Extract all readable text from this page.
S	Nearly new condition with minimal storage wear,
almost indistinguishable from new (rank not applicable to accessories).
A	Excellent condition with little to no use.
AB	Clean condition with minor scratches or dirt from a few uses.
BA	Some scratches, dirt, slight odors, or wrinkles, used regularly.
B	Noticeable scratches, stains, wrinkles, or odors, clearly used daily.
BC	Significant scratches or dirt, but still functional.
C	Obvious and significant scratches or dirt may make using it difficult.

====

**Direction**:
Select every line of the material above holding the word "with" and copy it.

**Exercise response**:
S	Nearly new condition with minimal storage wear,
A	Excellent condition with little to no use.
AB	Clean condition with minor scratches or dirt from a few uses.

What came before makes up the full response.